→ What needs to be done
Find the word "document" in the data. Return every line where it appears.

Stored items
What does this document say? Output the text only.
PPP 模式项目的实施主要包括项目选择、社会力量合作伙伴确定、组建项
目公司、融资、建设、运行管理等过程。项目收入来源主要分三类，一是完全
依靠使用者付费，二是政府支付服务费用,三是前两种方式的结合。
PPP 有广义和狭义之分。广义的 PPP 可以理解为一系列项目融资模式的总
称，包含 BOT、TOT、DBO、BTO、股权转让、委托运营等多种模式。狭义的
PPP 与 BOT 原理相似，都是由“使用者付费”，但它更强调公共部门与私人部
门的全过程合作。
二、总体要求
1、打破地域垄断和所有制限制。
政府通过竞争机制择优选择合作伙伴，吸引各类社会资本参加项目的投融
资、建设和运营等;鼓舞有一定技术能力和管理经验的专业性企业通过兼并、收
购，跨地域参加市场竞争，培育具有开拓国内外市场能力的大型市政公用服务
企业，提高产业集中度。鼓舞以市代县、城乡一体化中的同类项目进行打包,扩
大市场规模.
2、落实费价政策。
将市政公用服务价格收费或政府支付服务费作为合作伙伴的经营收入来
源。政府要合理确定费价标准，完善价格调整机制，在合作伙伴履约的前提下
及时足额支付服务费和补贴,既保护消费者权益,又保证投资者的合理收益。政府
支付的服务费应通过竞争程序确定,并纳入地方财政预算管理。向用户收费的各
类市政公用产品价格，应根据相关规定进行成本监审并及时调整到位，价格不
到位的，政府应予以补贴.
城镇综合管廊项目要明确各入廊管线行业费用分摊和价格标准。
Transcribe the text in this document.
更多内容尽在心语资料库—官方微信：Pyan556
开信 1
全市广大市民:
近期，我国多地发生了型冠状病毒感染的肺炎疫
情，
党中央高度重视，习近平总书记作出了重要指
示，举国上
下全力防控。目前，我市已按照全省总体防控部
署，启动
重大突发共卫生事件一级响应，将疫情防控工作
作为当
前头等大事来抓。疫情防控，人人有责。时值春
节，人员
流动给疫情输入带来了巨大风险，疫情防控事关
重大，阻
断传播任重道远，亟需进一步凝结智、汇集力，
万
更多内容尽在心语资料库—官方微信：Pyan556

→ Correct answer
What does this document say? Output the text only.
Transcribe the text in this document.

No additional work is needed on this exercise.